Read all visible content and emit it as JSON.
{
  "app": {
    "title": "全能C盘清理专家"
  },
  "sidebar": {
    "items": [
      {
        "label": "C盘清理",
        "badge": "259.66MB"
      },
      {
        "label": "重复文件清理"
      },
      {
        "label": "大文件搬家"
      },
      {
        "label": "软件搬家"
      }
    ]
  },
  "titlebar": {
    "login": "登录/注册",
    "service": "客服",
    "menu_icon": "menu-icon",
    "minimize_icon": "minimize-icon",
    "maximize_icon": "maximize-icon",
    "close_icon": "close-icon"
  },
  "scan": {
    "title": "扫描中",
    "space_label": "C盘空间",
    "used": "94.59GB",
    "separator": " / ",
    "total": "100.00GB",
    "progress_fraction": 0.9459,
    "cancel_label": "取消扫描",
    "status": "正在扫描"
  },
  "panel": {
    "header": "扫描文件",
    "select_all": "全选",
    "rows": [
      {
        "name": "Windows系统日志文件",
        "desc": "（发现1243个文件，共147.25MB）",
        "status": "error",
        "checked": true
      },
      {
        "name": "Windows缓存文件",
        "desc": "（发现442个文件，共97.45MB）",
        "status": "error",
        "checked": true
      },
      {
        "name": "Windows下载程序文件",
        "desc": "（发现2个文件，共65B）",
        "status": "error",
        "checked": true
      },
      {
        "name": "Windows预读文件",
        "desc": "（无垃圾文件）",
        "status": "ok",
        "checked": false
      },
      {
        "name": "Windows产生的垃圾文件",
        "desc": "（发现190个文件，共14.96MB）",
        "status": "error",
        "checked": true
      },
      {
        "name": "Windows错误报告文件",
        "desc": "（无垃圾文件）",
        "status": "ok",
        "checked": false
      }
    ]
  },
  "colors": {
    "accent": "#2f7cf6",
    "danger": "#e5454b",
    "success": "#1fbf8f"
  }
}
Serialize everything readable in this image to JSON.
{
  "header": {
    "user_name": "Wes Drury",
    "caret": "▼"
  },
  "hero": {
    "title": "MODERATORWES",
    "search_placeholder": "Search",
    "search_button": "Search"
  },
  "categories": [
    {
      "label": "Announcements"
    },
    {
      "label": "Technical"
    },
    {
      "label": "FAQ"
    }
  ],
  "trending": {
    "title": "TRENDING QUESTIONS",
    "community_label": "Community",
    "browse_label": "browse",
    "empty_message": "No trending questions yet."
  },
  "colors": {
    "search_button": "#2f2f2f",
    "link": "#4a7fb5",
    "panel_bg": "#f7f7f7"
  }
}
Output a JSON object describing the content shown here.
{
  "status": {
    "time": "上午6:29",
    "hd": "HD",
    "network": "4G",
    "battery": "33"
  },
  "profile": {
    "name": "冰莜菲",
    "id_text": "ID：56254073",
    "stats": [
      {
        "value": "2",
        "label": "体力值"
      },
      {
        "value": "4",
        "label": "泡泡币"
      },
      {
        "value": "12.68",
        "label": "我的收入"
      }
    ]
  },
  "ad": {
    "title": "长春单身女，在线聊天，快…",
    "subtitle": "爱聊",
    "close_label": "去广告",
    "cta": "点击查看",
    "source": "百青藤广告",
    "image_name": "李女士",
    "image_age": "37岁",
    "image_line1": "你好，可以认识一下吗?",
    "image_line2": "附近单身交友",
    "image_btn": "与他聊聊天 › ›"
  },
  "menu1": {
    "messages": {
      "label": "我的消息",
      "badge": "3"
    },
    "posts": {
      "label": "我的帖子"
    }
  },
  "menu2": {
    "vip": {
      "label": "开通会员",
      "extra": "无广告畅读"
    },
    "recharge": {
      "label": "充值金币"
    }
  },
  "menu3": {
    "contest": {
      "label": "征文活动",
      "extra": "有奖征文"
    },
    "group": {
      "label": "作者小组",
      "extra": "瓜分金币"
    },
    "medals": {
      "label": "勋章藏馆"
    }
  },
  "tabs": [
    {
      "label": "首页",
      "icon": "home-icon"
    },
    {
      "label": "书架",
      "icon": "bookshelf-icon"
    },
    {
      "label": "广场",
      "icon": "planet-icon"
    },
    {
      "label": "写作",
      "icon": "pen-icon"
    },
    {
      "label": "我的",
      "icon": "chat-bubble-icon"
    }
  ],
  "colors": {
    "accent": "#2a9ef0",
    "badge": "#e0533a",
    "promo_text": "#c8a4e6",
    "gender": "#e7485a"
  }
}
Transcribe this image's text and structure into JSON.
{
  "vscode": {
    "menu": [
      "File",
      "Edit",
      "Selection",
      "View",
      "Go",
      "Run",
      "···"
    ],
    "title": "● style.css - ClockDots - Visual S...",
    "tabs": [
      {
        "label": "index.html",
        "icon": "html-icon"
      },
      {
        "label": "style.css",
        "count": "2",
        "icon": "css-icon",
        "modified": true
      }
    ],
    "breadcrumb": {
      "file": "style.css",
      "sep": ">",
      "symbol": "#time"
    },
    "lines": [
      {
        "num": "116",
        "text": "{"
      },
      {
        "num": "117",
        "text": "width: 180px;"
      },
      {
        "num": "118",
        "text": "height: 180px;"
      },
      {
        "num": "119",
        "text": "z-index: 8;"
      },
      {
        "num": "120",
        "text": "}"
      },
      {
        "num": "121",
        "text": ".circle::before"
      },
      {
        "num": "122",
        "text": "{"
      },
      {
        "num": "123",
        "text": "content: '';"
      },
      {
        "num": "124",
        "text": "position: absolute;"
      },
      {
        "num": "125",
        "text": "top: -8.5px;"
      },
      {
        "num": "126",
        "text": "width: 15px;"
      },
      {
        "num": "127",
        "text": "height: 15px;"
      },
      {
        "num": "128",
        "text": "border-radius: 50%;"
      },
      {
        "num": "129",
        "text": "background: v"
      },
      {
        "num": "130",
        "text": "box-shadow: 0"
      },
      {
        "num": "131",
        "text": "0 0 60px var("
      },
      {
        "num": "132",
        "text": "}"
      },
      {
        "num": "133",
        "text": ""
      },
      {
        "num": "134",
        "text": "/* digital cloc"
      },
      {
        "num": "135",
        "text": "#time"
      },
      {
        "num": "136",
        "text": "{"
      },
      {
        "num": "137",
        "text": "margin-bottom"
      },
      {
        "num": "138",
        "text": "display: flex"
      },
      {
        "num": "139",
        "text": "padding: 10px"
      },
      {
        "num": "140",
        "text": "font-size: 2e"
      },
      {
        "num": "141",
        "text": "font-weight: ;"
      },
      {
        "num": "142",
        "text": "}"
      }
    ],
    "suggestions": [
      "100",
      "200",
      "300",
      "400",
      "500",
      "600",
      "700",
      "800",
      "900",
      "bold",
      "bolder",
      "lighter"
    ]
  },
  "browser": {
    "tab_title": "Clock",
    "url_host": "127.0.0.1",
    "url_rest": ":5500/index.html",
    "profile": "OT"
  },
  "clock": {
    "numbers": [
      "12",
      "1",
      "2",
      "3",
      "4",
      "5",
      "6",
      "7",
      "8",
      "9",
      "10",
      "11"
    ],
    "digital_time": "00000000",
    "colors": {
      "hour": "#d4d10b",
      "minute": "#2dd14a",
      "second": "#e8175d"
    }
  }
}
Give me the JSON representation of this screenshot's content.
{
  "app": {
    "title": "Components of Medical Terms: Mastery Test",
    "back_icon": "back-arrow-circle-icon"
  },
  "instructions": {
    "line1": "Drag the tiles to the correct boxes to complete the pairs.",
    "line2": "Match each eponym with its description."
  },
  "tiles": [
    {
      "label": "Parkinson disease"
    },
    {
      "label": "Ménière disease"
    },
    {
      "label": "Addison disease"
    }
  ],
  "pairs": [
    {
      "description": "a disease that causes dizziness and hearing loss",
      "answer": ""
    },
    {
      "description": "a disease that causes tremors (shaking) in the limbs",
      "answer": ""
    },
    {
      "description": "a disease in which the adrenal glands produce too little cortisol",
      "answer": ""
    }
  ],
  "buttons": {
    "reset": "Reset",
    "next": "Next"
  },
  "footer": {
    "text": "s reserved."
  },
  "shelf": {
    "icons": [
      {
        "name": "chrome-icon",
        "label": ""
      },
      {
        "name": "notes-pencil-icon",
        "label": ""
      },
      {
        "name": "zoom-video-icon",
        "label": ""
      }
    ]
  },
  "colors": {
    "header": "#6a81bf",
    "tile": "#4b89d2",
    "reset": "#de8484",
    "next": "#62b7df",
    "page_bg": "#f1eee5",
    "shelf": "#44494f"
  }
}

**GIVEN TASK**
Return every line above that contains the word "content".

**SOLUTION TO THIS EXERCISE**
Read all visible content and emit it as JSON.
Output a JSON object describing the content shown here.
        "text": "content: '';"
Give me the JSON representation of this screenshot's content.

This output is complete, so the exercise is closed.